_AVAILABLE DATA_

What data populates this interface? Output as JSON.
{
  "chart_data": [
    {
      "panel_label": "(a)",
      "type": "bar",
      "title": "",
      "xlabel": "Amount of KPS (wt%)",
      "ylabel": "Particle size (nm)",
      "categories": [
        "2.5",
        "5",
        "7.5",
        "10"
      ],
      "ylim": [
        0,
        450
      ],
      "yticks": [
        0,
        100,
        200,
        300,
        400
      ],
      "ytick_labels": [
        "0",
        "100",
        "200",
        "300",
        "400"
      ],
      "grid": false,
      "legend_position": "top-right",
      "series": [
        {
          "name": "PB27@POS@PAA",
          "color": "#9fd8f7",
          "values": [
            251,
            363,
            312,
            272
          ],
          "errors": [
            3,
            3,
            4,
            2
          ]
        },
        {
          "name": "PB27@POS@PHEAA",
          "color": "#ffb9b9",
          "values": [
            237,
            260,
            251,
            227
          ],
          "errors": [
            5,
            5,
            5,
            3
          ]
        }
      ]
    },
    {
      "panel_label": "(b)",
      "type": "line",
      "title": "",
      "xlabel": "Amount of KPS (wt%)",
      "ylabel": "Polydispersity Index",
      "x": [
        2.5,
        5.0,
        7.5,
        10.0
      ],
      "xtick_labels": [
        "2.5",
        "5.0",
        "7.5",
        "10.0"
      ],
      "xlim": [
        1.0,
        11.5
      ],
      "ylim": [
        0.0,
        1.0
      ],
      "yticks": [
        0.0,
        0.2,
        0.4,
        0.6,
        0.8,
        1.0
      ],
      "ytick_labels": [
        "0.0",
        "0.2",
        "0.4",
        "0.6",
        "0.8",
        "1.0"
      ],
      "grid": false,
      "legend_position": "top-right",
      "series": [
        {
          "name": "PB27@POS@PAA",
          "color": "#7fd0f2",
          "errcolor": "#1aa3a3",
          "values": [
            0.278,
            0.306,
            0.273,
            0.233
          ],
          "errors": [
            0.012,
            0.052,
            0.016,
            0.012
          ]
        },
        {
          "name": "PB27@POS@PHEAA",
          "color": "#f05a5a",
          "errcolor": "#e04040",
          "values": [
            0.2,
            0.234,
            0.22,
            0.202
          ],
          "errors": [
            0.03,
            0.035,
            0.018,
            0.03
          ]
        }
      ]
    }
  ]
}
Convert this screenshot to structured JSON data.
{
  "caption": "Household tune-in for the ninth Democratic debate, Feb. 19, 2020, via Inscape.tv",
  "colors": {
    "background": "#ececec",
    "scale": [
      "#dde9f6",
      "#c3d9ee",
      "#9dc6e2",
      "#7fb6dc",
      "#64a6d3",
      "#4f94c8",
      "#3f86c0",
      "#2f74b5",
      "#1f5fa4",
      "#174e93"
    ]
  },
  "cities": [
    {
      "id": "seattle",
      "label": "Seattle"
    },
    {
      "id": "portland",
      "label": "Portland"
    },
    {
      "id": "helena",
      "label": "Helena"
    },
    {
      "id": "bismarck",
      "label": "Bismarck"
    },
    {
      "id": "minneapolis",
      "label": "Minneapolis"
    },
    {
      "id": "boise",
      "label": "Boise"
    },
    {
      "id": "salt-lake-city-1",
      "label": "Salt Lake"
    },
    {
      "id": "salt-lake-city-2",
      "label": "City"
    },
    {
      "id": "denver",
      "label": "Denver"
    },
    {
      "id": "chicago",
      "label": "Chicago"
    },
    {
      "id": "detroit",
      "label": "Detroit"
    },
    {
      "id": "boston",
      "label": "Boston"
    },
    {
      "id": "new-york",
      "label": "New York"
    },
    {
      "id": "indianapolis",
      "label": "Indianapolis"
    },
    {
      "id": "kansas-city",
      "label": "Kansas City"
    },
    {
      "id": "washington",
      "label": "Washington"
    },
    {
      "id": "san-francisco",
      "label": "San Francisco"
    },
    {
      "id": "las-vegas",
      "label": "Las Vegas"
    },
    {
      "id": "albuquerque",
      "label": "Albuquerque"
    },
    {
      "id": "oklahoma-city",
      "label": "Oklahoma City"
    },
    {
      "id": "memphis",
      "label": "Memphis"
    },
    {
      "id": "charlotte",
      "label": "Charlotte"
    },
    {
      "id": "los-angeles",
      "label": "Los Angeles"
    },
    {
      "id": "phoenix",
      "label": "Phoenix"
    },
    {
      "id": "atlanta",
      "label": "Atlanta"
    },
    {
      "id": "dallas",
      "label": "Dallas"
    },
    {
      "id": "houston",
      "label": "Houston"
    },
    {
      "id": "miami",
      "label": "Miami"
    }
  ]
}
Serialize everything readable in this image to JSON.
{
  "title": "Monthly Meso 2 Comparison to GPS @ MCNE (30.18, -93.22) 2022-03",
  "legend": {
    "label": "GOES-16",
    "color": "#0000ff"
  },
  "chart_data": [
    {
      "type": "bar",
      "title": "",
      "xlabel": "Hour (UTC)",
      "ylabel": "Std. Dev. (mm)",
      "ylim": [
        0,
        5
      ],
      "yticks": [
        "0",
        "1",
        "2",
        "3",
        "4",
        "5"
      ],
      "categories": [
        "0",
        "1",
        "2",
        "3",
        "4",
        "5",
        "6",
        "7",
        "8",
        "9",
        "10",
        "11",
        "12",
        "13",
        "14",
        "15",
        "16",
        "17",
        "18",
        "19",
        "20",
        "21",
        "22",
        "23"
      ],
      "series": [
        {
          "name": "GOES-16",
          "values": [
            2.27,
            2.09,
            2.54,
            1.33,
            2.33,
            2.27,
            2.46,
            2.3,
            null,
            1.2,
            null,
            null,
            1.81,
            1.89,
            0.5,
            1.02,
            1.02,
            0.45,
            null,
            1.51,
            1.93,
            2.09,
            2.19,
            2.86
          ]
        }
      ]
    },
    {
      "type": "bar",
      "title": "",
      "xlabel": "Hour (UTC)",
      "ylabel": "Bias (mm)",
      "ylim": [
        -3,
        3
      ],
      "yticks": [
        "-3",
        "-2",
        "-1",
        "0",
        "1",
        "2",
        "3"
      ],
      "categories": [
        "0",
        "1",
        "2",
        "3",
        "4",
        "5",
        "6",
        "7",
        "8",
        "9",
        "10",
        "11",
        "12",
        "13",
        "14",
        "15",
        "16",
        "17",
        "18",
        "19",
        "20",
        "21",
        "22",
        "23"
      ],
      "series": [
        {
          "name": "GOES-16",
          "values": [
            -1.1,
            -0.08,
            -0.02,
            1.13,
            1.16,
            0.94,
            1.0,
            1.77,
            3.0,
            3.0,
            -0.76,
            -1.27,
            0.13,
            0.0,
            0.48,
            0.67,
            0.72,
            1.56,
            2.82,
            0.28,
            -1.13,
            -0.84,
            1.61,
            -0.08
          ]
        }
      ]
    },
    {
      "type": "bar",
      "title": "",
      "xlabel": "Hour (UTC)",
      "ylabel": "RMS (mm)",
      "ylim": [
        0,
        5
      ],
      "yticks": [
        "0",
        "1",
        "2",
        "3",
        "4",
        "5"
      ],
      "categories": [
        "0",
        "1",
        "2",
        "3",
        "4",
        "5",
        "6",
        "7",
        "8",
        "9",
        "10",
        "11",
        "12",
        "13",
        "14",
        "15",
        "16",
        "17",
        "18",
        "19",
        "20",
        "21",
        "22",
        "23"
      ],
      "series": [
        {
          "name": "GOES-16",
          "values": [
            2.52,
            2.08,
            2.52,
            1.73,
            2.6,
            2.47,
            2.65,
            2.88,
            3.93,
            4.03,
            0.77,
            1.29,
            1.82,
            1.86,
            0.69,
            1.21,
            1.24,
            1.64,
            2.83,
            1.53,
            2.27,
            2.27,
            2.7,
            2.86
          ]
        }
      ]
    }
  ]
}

_WRITTEN INSTRUCTION_
The data above must be returned in full, exactly as written.

_SOLUTION TO THE PROBLEM_
What data populates this interface? Output as JSON.
{
  "chart_data": [
    {
      "panel_label": "(a)",
      "type": "bar",
      "title": "",
      "xlabel": "Amount of KPS (wt%)",
      "ylabel": "Particle size (nm)",
      "categories": [
        "2.5",
        "5",
        "7.5",
        "10"
      ],
      "ylim": [
        0,
        450
      ],
      "yticks": [
        0,
        100,
        200,
        300,
        400
      ],
      "ytick_labels": [
        "0",
        "100",
        "200",
        "300",
        "400"
      ],
      "grid": false,
      "legend_position": "top-right",
      "series": [
        {
          "name": "PB27@POS@PAA",
          "color": "#9fd8f7",
          "values": [
            251,
            363,
            312,
            272
          ],
          "errors": [
            3,
            3,
            4,
            2
          ]
        },
        {
          "name": "PB27@POS@PHEAA",
          "color": "#ffb9b9",
          "values": [
            237,
            260,
            251,
            227
          ],
          "errors": [
            5,
            5,
            5,
            3
          ]
        }
      ]
    },
    {
      "panel_label": "(b)",
      "type": "line",
      "title": "",
      "xlabel": "Amount of KPS (wt%)",
      "ylabel": "Polydispersity Index",
      "x": [
        2.5,
        5.0,
        7.5,
        10.0
      ],
      "xtick_labels": [
        "2.5",
        "5.0",
        "7.5",
        "10.0"
      ],
      "xlim": [
        1.0,
        11.5
      ],
      "ylim": [
        0.0,
        1.0
      ],
      "yticks": [
        0.0,
        0.2,
        0.4,
        0.6,
        0.8,
        1.0
      ],
      "ytick_labels": [
        "0.0",
        "0.2",
        "0.4",
        "0.6",
        "0.8",
        "1.0"
      ],
      "grid": false,
      "legend_position": "top-right",
      "series": [
        {
          "name": "PB27@POS@PAA",
          "color": "#7fd0f2",
          "errcolor": "#1aa3a3",
          "values": [
            0.278,
            0.306,
            0.273,
            0.233
          ],
          "errors": [
            0.012,
            0.052,
            0.016,
            0.012
          ]
        },
        {
          "name": "PB27@POS@PHEAA",
          "color": "#f05a5a",
          "errcolor": "#e04040",
          "values": [
            0.2,
            0.234,
            0.22,
            0.202
          ],
          "errors": [
            0.03,
            0.035,
            0.018,
            0.03
          ]
        }
      ]
    }
  ]
}
Convert this screenshot to structured JSON data.
{
  "caption": "Household tune-in for the ninth Democratic debate, Feb. 19, 2020, via Inscape.tv",
  "colors": {
    "background": "#ececec",
    "scale": [
      "#dde9f6",
      "#c3d9ee",
      "#9dc6e2",
      "#7fb6dc",
      "#64a6d3",
      "#4f94c8",
      "#3f86c0",
      "#2f74b5",
      "#1f5fa4",
      "#174e93"
    ]
  },
  "cities": [
    {
      "id": "seattle",
      "label": "Seattle"
    },
    {
      "id": "portland",
      "label": "Portland"
    },
    {
      "id": "helena",
      "label": "Helena"
    },
    {
      "id": "bismarck",
      "label": "Bismarck"
    },
    {
      "id": "minneapolis",
      "label": "Minneapolis"
    },
    {
      "id": "boise",
      "label": "Boise"
    },
    {
      "id": "salt-lake-city-1",
      "label": "Salt Lake"
    },
    {
      "id": "salt-lake-city-2",
      "label": "City"
    },
    {
      "id": "denver",
      "label": "Denver"
    },
    {
      "id": "chicago",
      "label": "Chicago"
    },
    {
      "id": "detroit",
      "label": "Detroit"
    },
    {
      "id": "boston",
      "label": "Boston"
    },
    {
      "id": "new-york",
      "label": "New York"
    },
    {
      "id": "indianapolis",
      "label": "Indianapolis"
    },
    {
      "id": "kansas-city",
      "label": "Kansas City"
    },
    {
      "id": "washington",
      "label": "Washington"
    },
    {
      "id": "san-francisco",
      "label": "San Francisco"
    },
    {
      "id": "las-vegas",
      "label": "Las Vegas"
    },
    {
      "id": "albuquerque",
      "label": "Albuquerque"
    },
    {
      "id": "oklahoma-city",
      "label": "Oklahoma City"
    },
    {
      "id": "memphis",
      "label": "Memphis"
    },
    {
      "id": "charlotte",
      "label": "Charlotte"
    },
    {
      "id": "los-angeles",
      "label": "Los Angeles"
    },
    {
      "id": "phoenix",
      "label": "Phoenix"
    },
    {
      "id": "atlanta",
      "label": "Atlanta"
    },
    {
      "id": "dallas",
      "label": "Dallas"
    },
    {
      "id": "houston",
      "label": "Houston"
    },
    {
      "id": "miami",
      "label": "Miami"
    }
  ]
}
Serialize everything readable in this image to JSON.
{
  "title": "Monthly Meso 2 Comparison to GPS @ MCNE (30.18, -93.22) 2022-03",
  "legend": {
    "label": "GOES-16",
    "color": "#0000ff"
  },
  "chart_data": [
    {
      "type": "bar",
      "title": "",
      "xlabel": "Hour (UTC)",
      "ylabel": "Std. Dev. (mm)",
      "ylim": [
        0,
        5
      ],
      "yticks": [
        "0",
        "1",
        "2",
        "3",
        "4",
        "5"
      ],
      "categories": [
        "0",
        "1",
        "2",
        "3",
        "4",
        "5",
        "6",
        "7",
        "8",
        "9",
        "10",
        "11",
        "12",
        "13",
        "14",
        "15",
        "16",
        "17",
        "18",
        "19",
        "20",
        "21",
        "22",
        "23"
      ],
      "series": [
        {
          "name": "GOES-16",
          "values": [
            2.27,
            2.09,
            2.54,
            1.33,
            2.33,
            2.27,
            2.46,
            2.3,
            null,
            1.2,
            null,
            null,
            1.81,
            1.89,
            0.5,
            1.02,
            1.02,
            0.45,
            null,
            1.51,
            1.93,
            2.09,
            2.19,
            2.86
          ]
        }
      ]
    },
    {
      "type": "bar",
      "title": "",
      "xlabel": "Hour (UTC)",
      "ylabel": "Bias (mm)",
      "ylim": [
        -3,
        3
      ],
      "yticks": [
        "-3",
        "-2",
        "-1",
        "0",
        "1",
        "2",
        "3"
      ],
      "categories": [
        "0",
        "1",
        "2",
        "3",
        "4",
        "5",
        "6",
        "7",
        "8",
        "9",
        "10",
        "11",
        "12",
        "13",
        "14",
        "15",
        "16",
        "17",
        "18",
        "19",
        "20",
        "21",
        "22",
        "23"
      ],
      "series": [
        {
          "name": "GOES-16",
          "values": [
            -1.1,
            -0.08,
            -0.02,
            1.13,
            1.16,
            0.94,
            1.0,
            1.77,
            3.0,
            3.0,
            -0.76,
            -1.27,
            0.13,
            0.0,
            0.48,
            0.67,
            0.72,
            1.56,
            2.82,
            0.28,
            -1.13,
            -0.84,
            1.61,
            -0.08
          ]
        }
      ]
    },
    {
      "type": "bar",
      "title": "",
      "xlabel": "Hour (UTC)",
      "ylabel": "RMS (mm)",
      "ylim": [
        0,
        5
      ],
      "yticks": [
        "0",
        "1",
        "2",
        "3",
        "4",
        "5"
      ],
      "categories": [
        "0",
        "1",
        "2",
        "3",
        "4",
        "5",
        "6",
        "7",
        "8",
        "9",
        "10",
        "11",
        "12",
        "13",
        "14",
        "15",
        "16",
        "17",
        "18",
        "19",
        "20",
        "21",
        "22",
        "23"
      ],
      "series": [
        {
          "name": "GOES-16",
          "values": [
            2.52,
            2.08,
            2.52,
            1.73,
            2.6,
            2.47,
            2.65,
            2.88,
            3.93,
            4.03,
            0.77,
            1.29,
            1.82,
            1.86,
            0.69,
            1.21,
            1.24,
            1.64,
            2.83,
            1.53,
            2.27,
            2.27,
            2.7,
            2.86
          ]
        }
      ]
    }
  ]
}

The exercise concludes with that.